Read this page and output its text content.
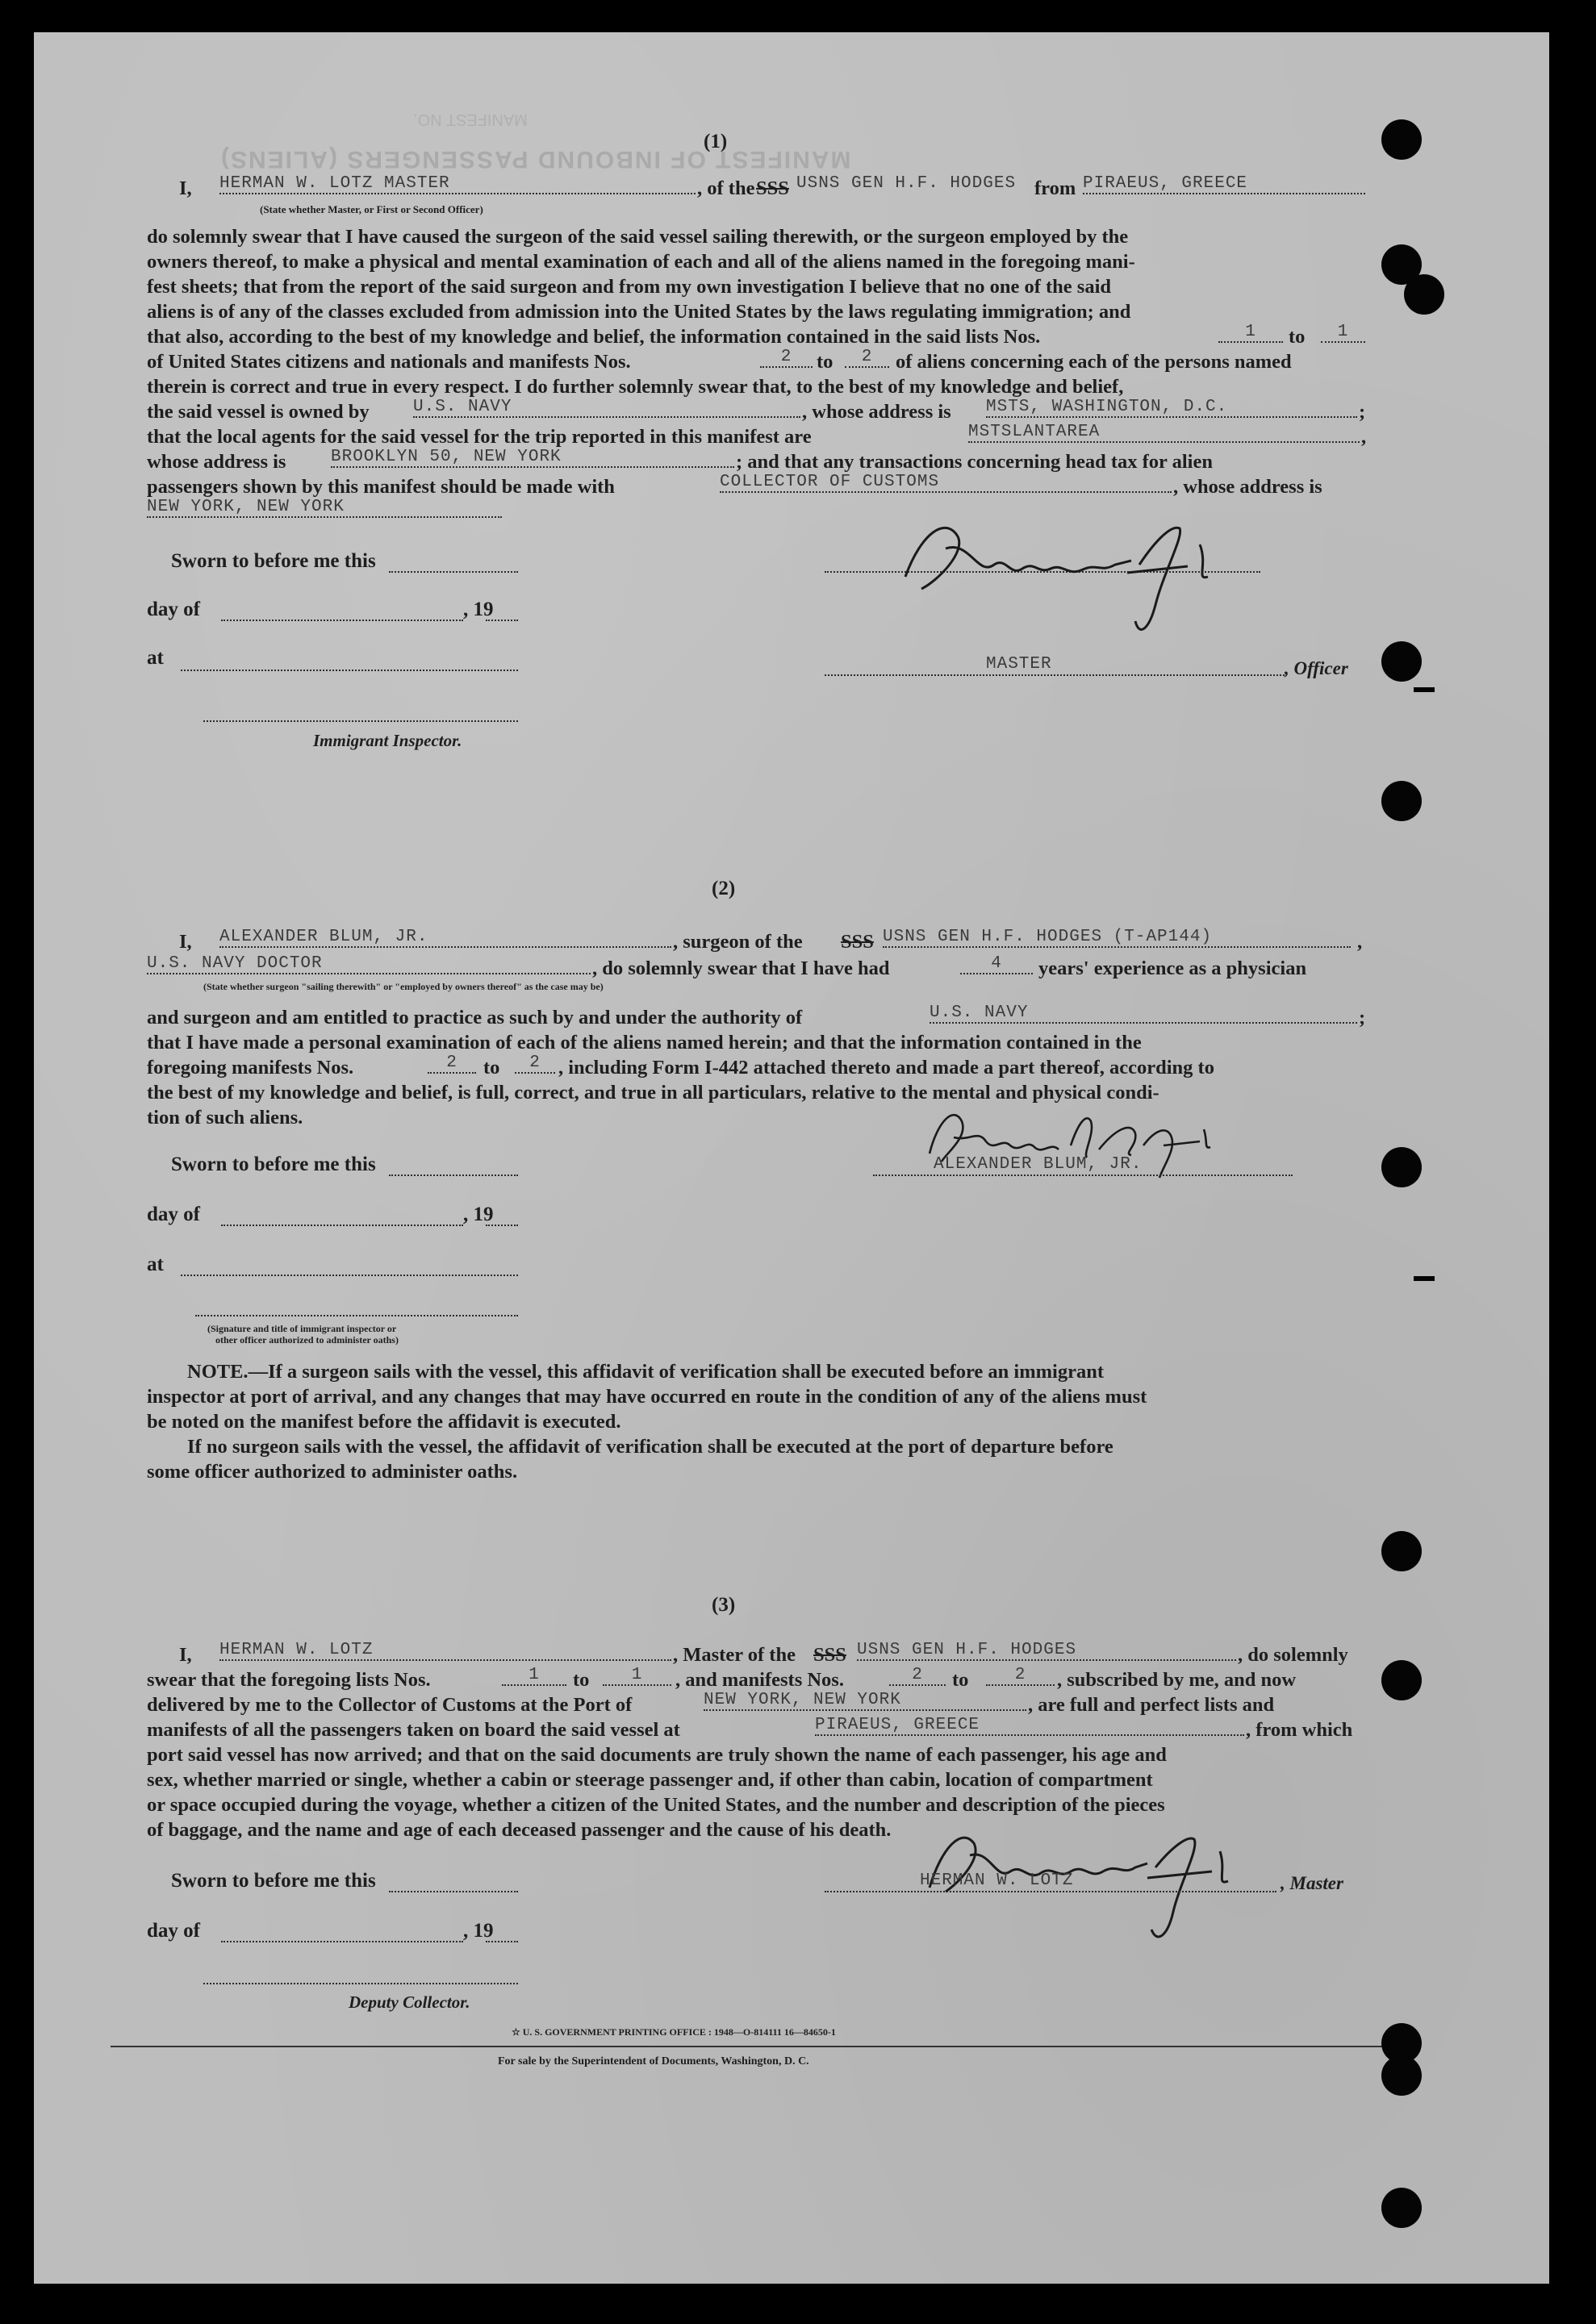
MANIFEST OF INBOUND PASSENGERS (ALIENS)
MANIFEST NO.
(1)
I, HERMAN W. LOTZ MASTER	, of the SSS USNS GEN H.F. HODGES from PIRAEUS, GREECE
(State whether Master, or First or Second Officer)
do solemnly swear that I have caused the surgeon of the said vessel sailing therewith, or the surgeon employed by the
owners thereof, to make a physical and mental examination of each and all of the aliens named in the foregoing mani-
fest sheets; that from the report of the said surgeon and from my own investigation I believe that no one of the said
aliens is of any of the classes excluded from admission into the United States by the laws regulating immigration; and
that also, according to the best of my knowledge and belief, the information contained in the said lists Nos.	1	to	1
of United States citizens and nationals and manifests Nos.	2	to	2	of aliens concerning each of the persons named
therein is correct and true in every respect. I do further solemnly swear that, to the best of my knowledge and belief,
the said vessel is owned by	U.S. NAVY	, whose address is MSTS, WASHINGTON, D.C.	;
that the local agents for the said vessel for the trip reported in this manifest are	MSTSLANTAREA	,
whose address is	BROOKLYN 50, NEW YORK	; and that any transactions concerning head tax for alien
passengers shown by this manifest should be made with	COLLECTOR OF CUSTOMS	, whose address is
NEW YORK, NEW YORK
Sworn to before me this
day of	, 19
at
Immigrant Inspector.
MASTER	, Officer
(2)
I, ALEXANDER BLUM, JR.	, surgeon of the SSS USNS GEN H.F. HODGES (T-AP144)	,
U.S. NAVY DOCTOR	, do solemnly swear that I have had	4	years' experience as a physician
(State whether surgeon "sailing therewith" or "employed by owners thereof" as the case may be)
and surgeon and am entitled to practice as such by and under the authority of	U.S. NAVY	;
that I have made a personal examination of each of the aliens named herein; and that the information contained in the
foregoing manifests Nos.	2	to	2 , including Form I-442 attached thereto and made a part thereof, according to
the best of my knowledge and belief, is full, correct, and true in all particulars, relative to the mental and physical condi-
tion of such aliens.
Sworn to before me this
day of	, 19
at
(Signature and title of immigrant inspector or
other officer authorized to administer oaths)
ALEXANDER BLUM, JR.
NOTE.—If a surgeon sails with the vessel, this affidavit of verification shall be executed before an immigrant
inspector at port of arrival, and any changes that may have occurred en route in the condition of any of the aliens must
be noted on the manifest before the affidavit is executed.
If no surgeon sails with the vessel, the affidavit of verification shall be executed at the port of departure before
some officer authorized to administer oaths.
(3)
I, HERMAN W. LOTZ	, Master of the SSS USNS GEN H.F. HODGES	, do solemnly
swear that the foregoing lists Nos.	1	to	1	, and manifests Nos.	2	to	2	, subscribed by me, and now
delivered by me to the Collector of Customs at the Port of	NEW YORK, NEW YORK	, are full and perfect lists and
manifests of all the passengers taken on board the said vessel at	PIRAEUS, GREECE	, from which
port said vessel has now arrived; and that on the said documents are truly shown the name of each passenger, his age and
sex, whether married or single, whether a cabin or steerage passenger and, if other than cabin, location of compartment
or space occupied during the voyage, whether a citizen of the United States, and the number and description of the pieces
of baggage, and the name and age of each deceased passenger and the cause of his death.
Sworn to before me this
day of	, 19
Deputy Collector.
HERMAN W. LOTZ	, Master
☆ U. S. GOVERNMENT PRINTING OFFICE : 1948—O-814111 16—84650-1
For sale by the Superintendent of Documents, Washington, D. C.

[DIRECTION]:
Read the data above and pull out each line that holds the string "verification".

[SOLVED PROBLEM]:
NOTE.—If a surgeon sails with the vessel, this affidavit of verification shall be executed before an immigrant
If no surgeon sails with the vessel, the affidavit of verification shall be executed at the port of departure before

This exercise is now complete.